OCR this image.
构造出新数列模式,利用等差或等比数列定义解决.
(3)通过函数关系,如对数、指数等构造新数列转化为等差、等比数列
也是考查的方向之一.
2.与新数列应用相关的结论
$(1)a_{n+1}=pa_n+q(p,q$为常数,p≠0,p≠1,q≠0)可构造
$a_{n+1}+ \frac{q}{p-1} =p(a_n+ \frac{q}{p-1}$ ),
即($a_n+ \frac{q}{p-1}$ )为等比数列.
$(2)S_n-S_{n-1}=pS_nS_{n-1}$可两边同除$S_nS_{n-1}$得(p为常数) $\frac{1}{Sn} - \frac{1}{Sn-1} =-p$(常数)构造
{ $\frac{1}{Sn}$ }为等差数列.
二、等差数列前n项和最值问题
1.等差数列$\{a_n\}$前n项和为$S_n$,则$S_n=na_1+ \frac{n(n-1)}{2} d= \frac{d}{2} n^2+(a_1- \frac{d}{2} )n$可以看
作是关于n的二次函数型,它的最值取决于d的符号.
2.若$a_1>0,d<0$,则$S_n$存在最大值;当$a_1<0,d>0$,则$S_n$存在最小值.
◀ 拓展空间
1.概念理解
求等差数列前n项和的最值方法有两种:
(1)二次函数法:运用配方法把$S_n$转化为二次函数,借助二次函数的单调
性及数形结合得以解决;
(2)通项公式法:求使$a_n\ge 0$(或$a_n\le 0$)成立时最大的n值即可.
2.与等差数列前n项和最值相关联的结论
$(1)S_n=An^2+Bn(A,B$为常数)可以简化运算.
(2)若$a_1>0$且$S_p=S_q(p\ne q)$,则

DO THIS:
Transcribe all the entries, keeping each one exactly as it is.

THE ANSWER:
OCR this image.
构造出新数列模式,利用等差或等比数列定义解决.
(3)通过函数关系,如对数、指数等构造新数列转化为等差、等比数列
也是考查的方向之一.
2.与新数列应用相关的结论
$(1)a_{n+1}=pa_n+q(p,q$为常数,p≠0,p≠1,q≠0)可构造
$a_{n+1}+ \frac{q}{p-1} =p(a_n+ \frac{q}{p-1}$ ),
即($a_n+ \frac{q}{p-1}$ )为等比数列.
$(2)S_n-S_{n-1}=pS_nS_{n-1}$可两边同除$S_nS_{n-1}$得(p为常数) $\frac{1}{Sn} - \frac{1}{Sn-1} =-p$(常数)构造
{ $\frac{1}{Sn}$ }为等差数列.
二、等差数列前n项和最值问题
1.等差数列$\{a_n\}$前n项和为$S_n$,则$S_n=na_1+ \frac{n(n-1)}{2} d= \frac{d}{2} n^2+(a_1- \frac{d}{2} )n$可以看
作是关于n的二次函数型,它的最值取决于d的符号.
2.若$a_1>0,d<0$,则$S_n$存在最大值;当$a_1<0,d>0$,则$S_n$存在最小值.
◀ 拓展空间
1.概念理解
求等差数列前n项和的最值方法有两种:
(1)二次函数法:运用配方法把$S_n$转化为二次函数,借助二次函数的单调
性及数形结合得以解决;
(2)通项公式法:求使$a_n\ge 0$(或$a_n\le 0$)成立时最大的n值即可.
2.与等差数列前n项和最值相关联的结论
$(1)S_n=An^2+Bn(A,B$为常数)可以简化运算.
(2)若$a_1>0$且$S_p=S_q(p\ne q)$,则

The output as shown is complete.